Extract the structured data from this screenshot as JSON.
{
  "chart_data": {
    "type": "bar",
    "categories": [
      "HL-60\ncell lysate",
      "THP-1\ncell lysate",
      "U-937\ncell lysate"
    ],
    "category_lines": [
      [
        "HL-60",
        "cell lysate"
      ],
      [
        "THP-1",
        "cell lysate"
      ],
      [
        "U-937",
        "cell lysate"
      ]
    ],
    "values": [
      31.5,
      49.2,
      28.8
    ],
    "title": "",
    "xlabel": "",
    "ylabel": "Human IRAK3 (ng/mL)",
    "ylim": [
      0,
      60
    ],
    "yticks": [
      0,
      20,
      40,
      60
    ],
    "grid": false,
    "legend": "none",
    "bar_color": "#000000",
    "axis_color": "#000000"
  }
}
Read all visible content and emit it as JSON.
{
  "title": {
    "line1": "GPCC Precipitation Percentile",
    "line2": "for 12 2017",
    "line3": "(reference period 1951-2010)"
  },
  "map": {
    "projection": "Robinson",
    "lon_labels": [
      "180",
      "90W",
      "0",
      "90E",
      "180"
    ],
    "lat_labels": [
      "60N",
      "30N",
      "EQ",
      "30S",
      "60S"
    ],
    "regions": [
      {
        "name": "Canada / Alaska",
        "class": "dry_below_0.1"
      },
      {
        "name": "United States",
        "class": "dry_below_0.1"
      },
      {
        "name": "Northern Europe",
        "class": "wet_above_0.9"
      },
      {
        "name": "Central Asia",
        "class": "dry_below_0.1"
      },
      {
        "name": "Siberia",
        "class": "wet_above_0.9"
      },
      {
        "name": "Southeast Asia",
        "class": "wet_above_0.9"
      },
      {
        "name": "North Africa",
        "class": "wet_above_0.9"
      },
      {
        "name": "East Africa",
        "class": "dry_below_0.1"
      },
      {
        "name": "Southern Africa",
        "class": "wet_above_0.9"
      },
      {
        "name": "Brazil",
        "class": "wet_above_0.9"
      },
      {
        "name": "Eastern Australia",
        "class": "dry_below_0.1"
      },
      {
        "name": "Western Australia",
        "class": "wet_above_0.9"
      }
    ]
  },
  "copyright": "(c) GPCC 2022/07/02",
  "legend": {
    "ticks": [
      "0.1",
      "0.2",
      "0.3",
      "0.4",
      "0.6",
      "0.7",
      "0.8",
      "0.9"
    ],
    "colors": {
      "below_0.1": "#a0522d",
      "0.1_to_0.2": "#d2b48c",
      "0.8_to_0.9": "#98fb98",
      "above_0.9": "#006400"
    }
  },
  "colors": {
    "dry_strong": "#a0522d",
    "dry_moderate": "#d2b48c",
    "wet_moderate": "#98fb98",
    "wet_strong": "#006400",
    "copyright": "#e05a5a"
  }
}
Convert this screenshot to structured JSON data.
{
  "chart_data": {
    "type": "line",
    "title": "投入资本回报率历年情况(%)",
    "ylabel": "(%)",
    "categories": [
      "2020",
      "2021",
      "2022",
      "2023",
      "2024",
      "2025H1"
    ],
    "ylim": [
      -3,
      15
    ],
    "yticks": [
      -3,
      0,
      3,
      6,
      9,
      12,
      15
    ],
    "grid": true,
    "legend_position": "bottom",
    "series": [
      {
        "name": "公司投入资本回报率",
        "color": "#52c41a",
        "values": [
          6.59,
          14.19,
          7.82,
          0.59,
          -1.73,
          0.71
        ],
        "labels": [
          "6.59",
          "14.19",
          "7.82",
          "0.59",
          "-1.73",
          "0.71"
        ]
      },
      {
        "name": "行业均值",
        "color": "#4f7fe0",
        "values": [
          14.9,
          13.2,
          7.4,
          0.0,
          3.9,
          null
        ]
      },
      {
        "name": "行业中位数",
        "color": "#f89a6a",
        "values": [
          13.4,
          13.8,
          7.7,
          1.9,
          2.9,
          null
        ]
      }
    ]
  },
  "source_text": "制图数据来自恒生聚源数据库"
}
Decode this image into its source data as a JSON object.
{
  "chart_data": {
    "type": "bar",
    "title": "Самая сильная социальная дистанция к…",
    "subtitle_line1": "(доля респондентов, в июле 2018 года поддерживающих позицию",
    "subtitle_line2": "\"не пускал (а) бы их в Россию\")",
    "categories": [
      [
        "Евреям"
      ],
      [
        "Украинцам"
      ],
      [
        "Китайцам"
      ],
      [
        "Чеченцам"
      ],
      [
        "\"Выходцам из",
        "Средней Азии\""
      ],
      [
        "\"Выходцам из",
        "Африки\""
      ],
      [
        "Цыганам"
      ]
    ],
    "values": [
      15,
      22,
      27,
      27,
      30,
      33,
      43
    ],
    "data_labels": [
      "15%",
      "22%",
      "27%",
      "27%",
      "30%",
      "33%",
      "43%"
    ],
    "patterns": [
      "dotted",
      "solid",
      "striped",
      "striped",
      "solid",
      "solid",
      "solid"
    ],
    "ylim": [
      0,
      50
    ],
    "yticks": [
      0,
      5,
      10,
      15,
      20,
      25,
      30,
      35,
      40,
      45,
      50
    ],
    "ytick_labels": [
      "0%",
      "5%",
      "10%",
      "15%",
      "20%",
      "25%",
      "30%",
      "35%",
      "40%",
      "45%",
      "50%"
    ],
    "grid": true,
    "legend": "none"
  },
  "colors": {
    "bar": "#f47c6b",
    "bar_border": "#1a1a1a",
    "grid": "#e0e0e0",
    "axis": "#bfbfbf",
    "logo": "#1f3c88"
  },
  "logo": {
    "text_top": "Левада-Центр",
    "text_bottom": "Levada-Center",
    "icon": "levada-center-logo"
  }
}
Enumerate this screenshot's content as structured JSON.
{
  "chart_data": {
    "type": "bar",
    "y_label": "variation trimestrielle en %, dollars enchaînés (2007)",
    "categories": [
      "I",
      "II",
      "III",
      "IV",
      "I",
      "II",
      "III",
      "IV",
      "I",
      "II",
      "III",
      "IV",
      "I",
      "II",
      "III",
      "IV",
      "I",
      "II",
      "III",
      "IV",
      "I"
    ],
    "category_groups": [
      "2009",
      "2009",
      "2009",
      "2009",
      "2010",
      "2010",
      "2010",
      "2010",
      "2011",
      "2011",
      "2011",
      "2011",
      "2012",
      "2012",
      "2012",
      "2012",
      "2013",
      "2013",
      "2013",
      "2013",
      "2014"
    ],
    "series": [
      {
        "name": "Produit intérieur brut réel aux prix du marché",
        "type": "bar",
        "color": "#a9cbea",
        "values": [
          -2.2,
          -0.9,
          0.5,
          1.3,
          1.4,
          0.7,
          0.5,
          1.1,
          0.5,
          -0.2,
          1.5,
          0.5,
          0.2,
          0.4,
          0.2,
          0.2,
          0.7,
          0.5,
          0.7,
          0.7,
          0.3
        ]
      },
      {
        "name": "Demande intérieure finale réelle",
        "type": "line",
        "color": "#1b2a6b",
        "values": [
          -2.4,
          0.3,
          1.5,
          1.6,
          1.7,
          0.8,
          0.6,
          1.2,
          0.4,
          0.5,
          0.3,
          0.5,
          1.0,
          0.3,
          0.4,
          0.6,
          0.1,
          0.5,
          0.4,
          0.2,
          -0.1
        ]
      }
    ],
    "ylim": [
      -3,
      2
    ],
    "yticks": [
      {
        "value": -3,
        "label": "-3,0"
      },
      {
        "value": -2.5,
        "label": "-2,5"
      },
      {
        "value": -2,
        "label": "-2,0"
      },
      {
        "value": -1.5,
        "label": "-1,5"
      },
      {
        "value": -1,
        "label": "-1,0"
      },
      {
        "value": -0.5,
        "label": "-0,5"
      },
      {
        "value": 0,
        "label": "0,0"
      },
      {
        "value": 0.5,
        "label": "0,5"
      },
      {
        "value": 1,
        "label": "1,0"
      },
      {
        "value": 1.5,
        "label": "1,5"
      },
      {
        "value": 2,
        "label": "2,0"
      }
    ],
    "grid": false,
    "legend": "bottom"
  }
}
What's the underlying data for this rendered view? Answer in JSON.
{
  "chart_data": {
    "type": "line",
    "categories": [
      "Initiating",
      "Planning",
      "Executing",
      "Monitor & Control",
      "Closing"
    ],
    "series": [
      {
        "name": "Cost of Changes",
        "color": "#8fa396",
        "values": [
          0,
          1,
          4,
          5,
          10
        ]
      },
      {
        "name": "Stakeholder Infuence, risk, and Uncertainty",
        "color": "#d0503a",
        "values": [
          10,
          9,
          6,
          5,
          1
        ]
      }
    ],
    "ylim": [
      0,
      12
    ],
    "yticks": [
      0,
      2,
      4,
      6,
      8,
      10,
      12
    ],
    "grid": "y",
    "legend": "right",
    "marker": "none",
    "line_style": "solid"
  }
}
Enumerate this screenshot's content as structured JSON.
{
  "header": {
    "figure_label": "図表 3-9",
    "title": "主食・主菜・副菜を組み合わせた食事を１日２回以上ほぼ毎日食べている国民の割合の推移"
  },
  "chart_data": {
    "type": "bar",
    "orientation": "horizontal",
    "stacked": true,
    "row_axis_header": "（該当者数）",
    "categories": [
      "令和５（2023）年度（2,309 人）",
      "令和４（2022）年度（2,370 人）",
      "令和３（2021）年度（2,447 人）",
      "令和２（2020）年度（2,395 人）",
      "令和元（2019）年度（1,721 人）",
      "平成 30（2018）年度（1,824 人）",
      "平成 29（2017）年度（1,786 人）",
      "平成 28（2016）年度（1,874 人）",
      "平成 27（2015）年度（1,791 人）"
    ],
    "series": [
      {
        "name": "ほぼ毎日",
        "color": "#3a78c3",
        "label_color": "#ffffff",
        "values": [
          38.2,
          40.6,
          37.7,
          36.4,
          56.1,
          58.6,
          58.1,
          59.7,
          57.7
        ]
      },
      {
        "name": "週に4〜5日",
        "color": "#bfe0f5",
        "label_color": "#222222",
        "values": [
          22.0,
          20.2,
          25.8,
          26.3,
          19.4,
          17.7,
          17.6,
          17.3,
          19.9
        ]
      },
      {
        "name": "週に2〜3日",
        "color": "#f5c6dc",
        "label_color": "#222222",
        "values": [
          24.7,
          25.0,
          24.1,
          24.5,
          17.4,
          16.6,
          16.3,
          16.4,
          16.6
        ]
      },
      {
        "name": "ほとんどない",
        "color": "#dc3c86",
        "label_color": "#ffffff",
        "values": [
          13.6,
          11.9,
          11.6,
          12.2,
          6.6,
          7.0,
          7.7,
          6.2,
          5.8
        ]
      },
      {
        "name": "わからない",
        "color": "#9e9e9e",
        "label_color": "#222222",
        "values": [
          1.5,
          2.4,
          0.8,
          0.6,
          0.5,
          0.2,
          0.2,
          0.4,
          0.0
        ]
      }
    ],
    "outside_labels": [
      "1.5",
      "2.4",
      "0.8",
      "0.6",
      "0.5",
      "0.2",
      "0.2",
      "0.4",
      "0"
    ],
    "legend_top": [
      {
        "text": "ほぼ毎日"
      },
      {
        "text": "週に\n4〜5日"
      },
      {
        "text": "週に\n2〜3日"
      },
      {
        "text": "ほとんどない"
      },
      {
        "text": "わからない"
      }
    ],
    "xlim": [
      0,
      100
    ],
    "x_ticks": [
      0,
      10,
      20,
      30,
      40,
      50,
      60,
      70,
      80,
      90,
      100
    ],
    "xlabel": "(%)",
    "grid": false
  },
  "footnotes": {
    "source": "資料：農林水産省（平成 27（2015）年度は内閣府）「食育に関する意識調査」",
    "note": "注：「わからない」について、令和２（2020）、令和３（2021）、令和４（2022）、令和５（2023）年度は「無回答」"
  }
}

════════

* _Goal_
Take every line above carrying "ncell" and return it.

* _Exercise result_
      "HL-60\ncell lysate",
      "THP-1\ncell lysate",
      "U-937\ncell lysate"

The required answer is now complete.